### WHAT THIS TASK INVOLVES:
Collect the lines of the entries where "Χρονικῶν" shows up.
┏━━
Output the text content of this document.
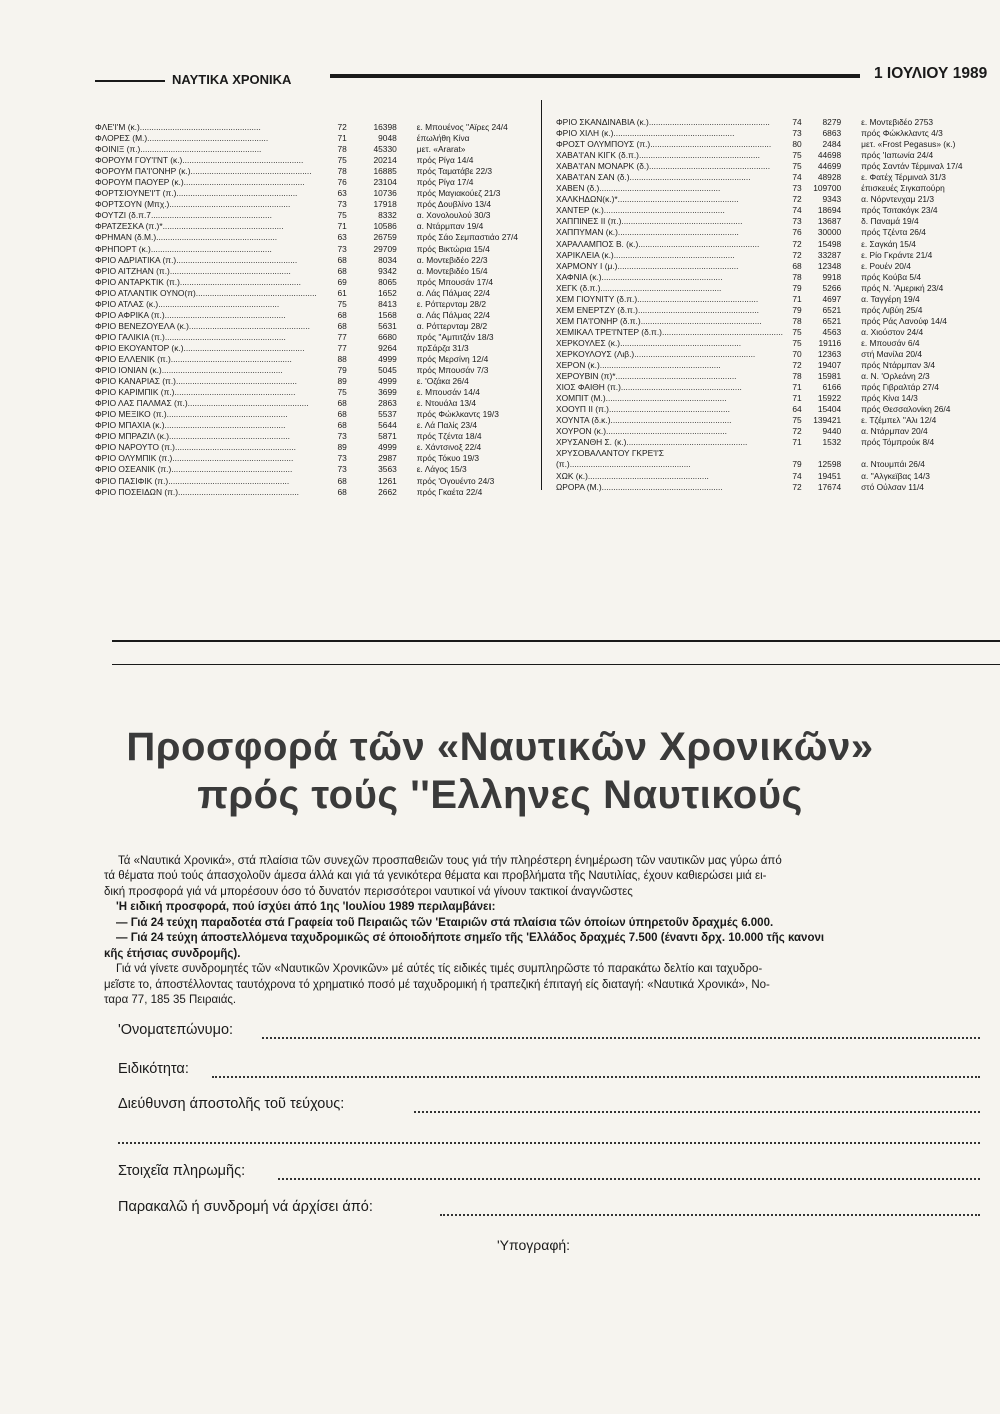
ΝΑΥΤΙΚΑ ΧΡΟΝΙΚΑ	1 ΙΟΥΛΙΟΥ 1989
ΦΛΕ'Ι'Μ (κ.)....................................................	72	16398	ε. Μπουένος ''Αϊρες 24/4
ΦΛΟΡΕΣ (Μ.)....................................................	71	9048	έπωλήθη Κίνα
ΦΟΙΝΙΞ (π.)....................................................	78	45330	μετ. «Ararat»
ΦΟΡΟΥΜ ΓΟΥ'Ι'ΝΤ (κ.)....................................................	75	20214	πρός Ρίγα 14/4
ΦΟΡΟΥΜ ΠΑ'Ι'ΟΝΗΡ (κ.)....................................................	78	16885	πρός Ταματάβε 22/3
ΦΟΡΟΥΜ ΠΑΟΥΕΡ (κ.)....................................................	76	23104	πρός Ρίγα 17/4
ΦΟΡΤΣΙΟΥΝΕ'Ι'Τ (π.)....................................................	63	10736	πρός Μαγιακούεζ 21/3
ΦΟΡΤΣΟΥΝ (Μπχ.)....................................................	73	17918	πρός Δουβλίνο 13/4
ΦΟΥΤΖΙ (δ.π.7....................................................	75	8332	α. Χονολουλού 30/3
ΦΡΑΤΖΕΣΚΑ (π.)*....................................................	71	10586	α. Ντάρμπαν 19/4
ΦΡΗΜΑΝ (δ.Μ.)....................................................	63	26759	πρός Σάο Σεμπαστιάο 27/4
ΦΡΗΠΟΡΤ (κ.)....................................................	73	29709	πρός Βικτώρια 15/4
ΦΡΙΟ ΑΔΡΙΑΤΙΚΑ (π.)....................................................	68	8034	α. Μοντεβιδέο 22/3
ΦΡΙΟ ΑΙΤΖΗΑΝ (π.)....................................................	68	9342	α. Μοντεβιδέο 15/4
ΦΡΙΟ ΑΝΤΑΡΚΤΙΚ (π.)....................................................	69	8065	πρός Μπουσάν 17/4
ΦΡΙΟ ΑΤΛΑΝΤΙΚ ΟΥΝΟ(π)....................................................	61	1652	α. Λάς Πάλμας 22/4
ΦΡΙΟ ΑΤΛΑΣ (κ.)....................................................	75	8413	ε. Ρόττερνταμ 28/2
ΦΡΙΟ ΑΦΡΙΚΑ (π.)....................................................	68	1568	α. Λάς Πάλμας 22/4
ΦΡΙΟ ΒΕΝΕΖΟΥΕΛΑ (κ.)....................................................	68	5631	α. Ρόττερνταμ 28/2
ΦΡΙΟ ΓΑΛΙΚΙΑ (π.)....................................................	77	6680	πρός ''Αμπιτζάν 18/3
ΦΡΙΟ ΕΚΟΥΑΝΤΟΡ (κ.)....................................................	77	9264	πρΣάρζα 31/3
ΦΡΙΟ ΕΛΛΕΝΙΚ (π.)....................................................	88	4999	πρός Μερσίνη 12/4
ΦΡΙΟ ΙΟΝΙΑΝ (κ.)....................................................	79	5045	πρός Μπουσάν 7/3
ΦΡΙΟ ΚΑΝΑΡΙΑΣ (π.)....................................................	89	4999	ε. 'Οζάκα 26/4
ΦΡΙΟ ΚΑΡΙΜΠΙΚ (π.)....................................................	75	3699	ε. Μπουσάν 14/4
ΦΡΙΟ ΛΑΣ ΠΑΛΜΑΣ (π.)....................................................	68	2863	ε. Ντουάλα 13/4
ΦΡΙΟ ΜΕΞΙΚΟ (π.)....................................................	68	5537	πρός Φώκλκαντς 19/3
ΦΡΙΟ ΜΠΑΧΙΑ (κ.)....................................................	68	5644	ε. Λά Παλίς 23/4
ΦΡΙΟ ΜΠΡΑΖΙΛ (κ.)....................................................	73	5871	πρός Τζέντα 18/4
ΦΡΙΟ ΝΑΡΟΥΤΟ (π.)....................................................	89	4999	ε. Χάντσινοξ 22/4
ΦΡΙΟ ΟΛΥΜΠΙΚ (π.)....................................................	73	2987	πρός Τόκυο 19/3
ΦΡΙΟ ΟΣΕΑΝΙΚ (π.)....................................................	73	3563	ε. Λάγος 15/3
ΦΡΙΟ ΠΑΣΙΦΙΚ (π.)....................................................	68	1261	πρός 'Ογουέντο 24/3
ΦΡΙΟ ΠΟΣΕΙΔΩΝ (π.)....................................................	68	2662	πρός Γκαέτα 22/4
ΦΡΙΟ ΣΚΑΝΔΙΝΑΒΙΑ (κ.)....................................................	74	8279	ε. Μοντεβιδέο 2753
ΦΡΙΟ ΧΙΛΗ (κ.)....................................................	73	6863	πρός Φώκλκλαντς 4/3
ΦΡΟΣΤ ΟΛΥΜΠΟΥΣ (π.)....................................................	80	2484	μετ. «Frost Pegasus» (κ.)
ΧΑΒΑ'Ι'ΑΝ ΚΙΓΚ (δ.π.)....................................................	75	44698	πρός 'Ιαπωνία 24/4
ΧΑΒΑ'Ι'ΑΝ ΜΟΝΑΡΚ (δ.)....................................................	75	44699	πρός Σαντάν Τέρμιναλ 17/4
ΧΑΒΑ'Ι'ΑΝ ΣΑΝ (δ.)....................................................	74	48928	ε. Φατέχ Τέρμιναλ 31/3
ΧΑΒΕΝ (δ.)....................................................	73	109700	έπισκευές Σιγκαπούρη
ΧΑΛΚΗΔΩΝ(κ.)*....................................................	72	9343	α. Νόρντενχαμ 21/3
ΧΑΝΤΕΡ (κ.)....................................................	74	18694	πρός Τσιτακόγκ 23/4
ΧΑΠΠΙΝΕΣ ΙΙ (π.)....................................................	73	13687	δ. Παναμά 19/4
ΧΑΠΠΥΜΑΝ (κ.)....................................................	76	30000	πρός Τζέντα 26/4
ΧΑΡΑΛΑΜΠΟΣ Β. (κ.)....................................................	72	15498	ε. Σαγκάη 15/4
ΧΑΡΙΚΛΕΙΑ (κ.)....................................................	72	33287	ε. Ρίο Γκράντε 21/4
ΧΑΡΜΟΝΥ Ι (μ.)....................................................	68	12348	ε. Ρουέν 20/4
ΧΑΦΝΙΑ (κ.)....................................................	78	9918	πρός Κούβα 5/4
ΧΕΓΚ (δ.π.)....................................................	79	5266	πρός Ν. 'Αμερική 23/4
ΧΕΜ ΓΙΟΥΝΙΤΥ (δ.π.)....................................................	71	4697	α. Ταγγέρη 19/4
ΧΕΜ ΕΝΕΡΤΖΥ (δ.π.)....................................................	79	6521	πρός Λιβύη 25/4
ΧΕΜ ΠΑ'Ι'ΟΝΗΡ (δ.π.)....................................................	78	6521	πρός Ράς Λανούφ 14/4
ΧΕΜΙΚΑΛ ΤΡΕ'Ι'ΝΤΕΡ (δ.π.)....................................................	75	4563	α. Χιούστον 24/4
ΧΕΡΚΟΥΛΕΣ (κ.)....................................................	75	19116	ε. Μπουσάν 6/4
ΧΕΡΚΟΥΛΟΥΣ (Λιβ.)....................................................	70	12363	στή Μανίλα 20/4
ΧΕΡΟΝ (κ.)....................................................	72	19407	πρός Ντάρμπαν 3/4
ΧΕΡΟΥΒΙΝ (π)*....................................................	78	15981	α. Ν. 'Ορλεάνη 2/3
ΧΙΟΣ ΦΑΙΘΗ (π.)....................................................	71	6166	πρός Γιβραλτάρ 27/4
ΧΟΜΠΙΤ (Μ.)....................................................	71	15922	πρός Κίνα 14/3
ΧΟΟΥΠ ΙΙ (π.)....................................................	64	15404	πρός Θεσσαλονίκη 26/4
ΧΟΥΝΤΑ (δ.κ.)....................................................	75	139421	ε. Τζέμπελ ''Αλι 12/4
ΧΟΥΡΟΝ (κ.)....................................................	72	9440	α. Ντάρμπαν 20/4
ΧΡΥΣΑΝΘΗ Σ. (κ.)....................................................	71	1532	πρός Τόμπρούκ 8/4
ΧΡΥΣΟΒΑΛΑΝΤΟΥ ΓΚΡΕ'Ι'Σ			
(π.)....................................................	79	12598	α. Ντουμπάι 26/4
ΧΩΚ (κ.)....................................................	74	19451	α. ''Αλγκεϊβας 14/3
ΩΡΟΡΑ (Μ.)....................................................	72	17674	στό Ούλσαν 11/4
Προσφορά τῶν «Ναυτικῶν Χρονικῶν»
πρός τούς ''Ελληνες Ναυτικούς
Τά «Ναυτικά Χρονικά», στά πλαίσια τῶν συνεχῶν προσπαθειῶν τους γιά τήν πληρέστερη ένημέρωση τῶν ναυτικῶν μας γύρω άπό
τά θέματα πού τούς άπασχολοῦν άμεσα άλλά και γιά τά γενικότερα θέματα και προβλήματα τῆς Ναυτιλίας, έχουν καθιερώσει μιά ει-
δική προσφορά γιά νά μπορέσουν όσο τό δυνατόν περισσότεροι ναυτικοί νά γίνουν τακτικοί άναγνῶστες
'Η ειδική προσφορά, πού ίσχύει άπό 1ης 'Ιουλίου 1989 περιλαμβάνει:
— Γιά 24 τεύχη παραδοτέα στά Γραφεία τοῦ Πειραιῶς τῶν 'Εταιριῶν στά πλαίσια τῶν όποίων ύπηρετοῦν δραχμές 6.000.
— Γιά 24 τεύχη άποστελλόμενα ταχυδρομικῶς σέ όποιοδήποτε σημεῖο τῆς 'Ελλάδος δραχμές 7.500 (έναντι δρχ. 10.000 τῆς κανονι
κῆς έτήσιας συνδρομῆς).
Γιά νά γίνετε συνδρομητές τῶν «Ναυτικῶν Χρονικῶν» μέ αύτές τίς ειδικές τιμές συμπληρῶστε τό παρακάτω δελτίο και ταχυδρο-
μεῖστε το, άποστέλλοντας ταυτόχρονα τό χρηματικό ποσό μέ ταχυδρομική ή τραπεζική έπιταγή είς διαταγή: «Ναυτικά Χρονικά», Νο-
ταρα 77, 185 35 Πειραιάς.
'Ονοματεπώνυμο:
Ειδικότητα:
Διεύθυνση άποστολῆς τοῦ τεύχους:
Στοιχεῖα πληρωμῆς:
Παρακαλῶ ή συνδρομή νά άρχίσει άπό:
'Υπογραφή:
┗━━
### TASK ANSWER:
Προσφορά τῶν «Ναυτικῶν Χρονικῶν»
Γιά νά γίνετε συνδρομητές τῶν «Ναυτικῶν Χρονικῶν» μέ αύτές τίς ειδικές τιμές συμπληρῶστε τό παρακάτω δελτίο και ταχυδρο-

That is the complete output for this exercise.